# [EXERCISE BRIEF]
Rewrite everything in the listing from its first line down through the line containing "row-header-30[interactable]: 30 xyxy=(0,933,34,959)", changing every "table-cell" to "data-cell" and leaving all else untouched. Return only those lines.

•••

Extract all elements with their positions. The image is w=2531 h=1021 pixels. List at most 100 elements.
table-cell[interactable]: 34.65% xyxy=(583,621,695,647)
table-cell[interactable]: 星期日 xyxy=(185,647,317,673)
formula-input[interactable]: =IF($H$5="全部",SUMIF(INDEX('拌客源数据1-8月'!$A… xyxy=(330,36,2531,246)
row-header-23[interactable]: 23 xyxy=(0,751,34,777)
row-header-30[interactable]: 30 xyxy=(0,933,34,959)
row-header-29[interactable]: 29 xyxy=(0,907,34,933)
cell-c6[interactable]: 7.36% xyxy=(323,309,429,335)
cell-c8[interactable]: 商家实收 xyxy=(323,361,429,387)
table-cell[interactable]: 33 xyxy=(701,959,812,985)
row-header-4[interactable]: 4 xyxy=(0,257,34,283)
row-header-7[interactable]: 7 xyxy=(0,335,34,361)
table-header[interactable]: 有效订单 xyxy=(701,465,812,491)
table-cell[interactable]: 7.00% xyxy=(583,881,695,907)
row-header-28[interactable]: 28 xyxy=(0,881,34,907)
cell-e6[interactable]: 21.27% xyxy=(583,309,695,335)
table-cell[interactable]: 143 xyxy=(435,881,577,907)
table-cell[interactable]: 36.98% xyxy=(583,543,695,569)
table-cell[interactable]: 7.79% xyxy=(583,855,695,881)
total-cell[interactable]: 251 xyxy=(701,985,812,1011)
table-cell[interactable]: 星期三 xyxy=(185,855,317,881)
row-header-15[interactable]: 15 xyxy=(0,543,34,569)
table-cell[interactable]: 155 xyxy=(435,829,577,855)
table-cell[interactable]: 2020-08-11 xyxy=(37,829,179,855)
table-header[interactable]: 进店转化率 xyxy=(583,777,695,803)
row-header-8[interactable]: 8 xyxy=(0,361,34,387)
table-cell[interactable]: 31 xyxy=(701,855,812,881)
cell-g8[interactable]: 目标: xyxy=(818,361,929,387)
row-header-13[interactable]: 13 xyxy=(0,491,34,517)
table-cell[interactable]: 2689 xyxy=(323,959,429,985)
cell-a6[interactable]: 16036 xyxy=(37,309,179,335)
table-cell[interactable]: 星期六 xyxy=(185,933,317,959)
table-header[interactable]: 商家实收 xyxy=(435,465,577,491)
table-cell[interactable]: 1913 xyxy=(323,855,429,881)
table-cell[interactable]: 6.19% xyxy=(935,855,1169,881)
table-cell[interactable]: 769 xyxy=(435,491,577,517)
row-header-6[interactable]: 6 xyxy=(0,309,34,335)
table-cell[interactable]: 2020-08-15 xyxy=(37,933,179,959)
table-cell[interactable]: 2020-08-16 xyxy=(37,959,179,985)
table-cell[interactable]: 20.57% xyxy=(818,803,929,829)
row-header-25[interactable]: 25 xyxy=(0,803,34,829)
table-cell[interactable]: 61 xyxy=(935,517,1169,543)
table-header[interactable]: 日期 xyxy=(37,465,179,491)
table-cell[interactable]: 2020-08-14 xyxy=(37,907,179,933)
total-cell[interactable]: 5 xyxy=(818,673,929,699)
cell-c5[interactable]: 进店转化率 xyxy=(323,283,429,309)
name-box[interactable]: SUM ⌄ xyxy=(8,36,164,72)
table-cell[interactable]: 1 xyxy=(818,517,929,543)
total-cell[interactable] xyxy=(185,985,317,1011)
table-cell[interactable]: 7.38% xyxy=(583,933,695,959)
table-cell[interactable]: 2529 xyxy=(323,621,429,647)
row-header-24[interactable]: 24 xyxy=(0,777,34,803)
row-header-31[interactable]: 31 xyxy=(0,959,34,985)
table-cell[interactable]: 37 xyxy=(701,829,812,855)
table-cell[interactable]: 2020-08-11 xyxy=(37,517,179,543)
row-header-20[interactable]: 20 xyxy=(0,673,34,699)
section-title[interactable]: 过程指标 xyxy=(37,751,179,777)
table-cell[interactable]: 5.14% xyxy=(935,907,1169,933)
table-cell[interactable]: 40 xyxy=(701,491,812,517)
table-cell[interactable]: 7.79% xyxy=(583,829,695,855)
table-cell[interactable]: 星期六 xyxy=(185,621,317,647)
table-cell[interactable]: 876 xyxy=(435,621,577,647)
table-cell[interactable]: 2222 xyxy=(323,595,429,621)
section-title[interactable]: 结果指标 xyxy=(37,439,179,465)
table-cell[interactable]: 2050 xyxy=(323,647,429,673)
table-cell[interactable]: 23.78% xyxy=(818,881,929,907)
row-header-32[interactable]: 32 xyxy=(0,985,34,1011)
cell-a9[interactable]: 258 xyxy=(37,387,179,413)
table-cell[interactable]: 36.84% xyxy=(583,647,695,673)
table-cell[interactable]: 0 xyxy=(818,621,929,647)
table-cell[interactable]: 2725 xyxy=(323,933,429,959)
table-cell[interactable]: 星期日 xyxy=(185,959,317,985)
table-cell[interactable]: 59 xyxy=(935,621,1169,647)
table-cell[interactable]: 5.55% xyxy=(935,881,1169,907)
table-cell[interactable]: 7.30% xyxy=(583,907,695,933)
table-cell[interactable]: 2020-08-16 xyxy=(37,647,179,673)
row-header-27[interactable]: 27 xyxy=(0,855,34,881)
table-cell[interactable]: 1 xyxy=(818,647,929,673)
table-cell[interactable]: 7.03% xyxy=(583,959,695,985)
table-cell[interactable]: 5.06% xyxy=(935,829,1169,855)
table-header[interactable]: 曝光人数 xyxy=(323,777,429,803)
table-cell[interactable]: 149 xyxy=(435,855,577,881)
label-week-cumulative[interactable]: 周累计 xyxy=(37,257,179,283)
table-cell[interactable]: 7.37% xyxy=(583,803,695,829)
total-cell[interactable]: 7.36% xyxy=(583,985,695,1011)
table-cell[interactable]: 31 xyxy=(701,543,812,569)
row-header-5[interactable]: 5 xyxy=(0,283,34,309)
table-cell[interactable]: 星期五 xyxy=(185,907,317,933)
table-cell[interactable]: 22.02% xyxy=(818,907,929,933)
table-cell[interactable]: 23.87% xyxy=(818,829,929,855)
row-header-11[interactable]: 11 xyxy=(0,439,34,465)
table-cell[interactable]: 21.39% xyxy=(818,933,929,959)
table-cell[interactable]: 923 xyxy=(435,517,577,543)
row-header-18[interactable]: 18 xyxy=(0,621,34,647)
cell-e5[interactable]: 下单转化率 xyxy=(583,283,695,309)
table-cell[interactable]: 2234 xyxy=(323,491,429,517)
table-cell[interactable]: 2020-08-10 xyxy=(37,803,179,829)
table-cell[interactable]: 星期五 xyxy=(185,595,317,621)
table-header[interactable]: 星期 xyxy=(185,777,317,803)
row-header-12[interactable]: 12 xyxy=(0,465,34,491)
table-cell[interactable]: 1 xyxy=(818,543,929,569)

•••

# [WORKED ANSWER]
Extract all elements with their positions. The image is w=2531 h=1021 pixels. List at most 100 elements.
data-cell[interactable]: 34.65% xyxy=(583,621,695,647)
data-cell[interactable]: 星期日 xyxy=(185,647,317,673)
formula-input[interactable]: =IF($H$5="全部",SUMIF(INDEX('拌客源数据1-8月'!$A… xyxy=(330,36,2531,246)
row-header-23[interactable]: 23 xyxy=(0,751,34,777)
row-header-30[interactable]: 30 xyxy=(0,933,34,959)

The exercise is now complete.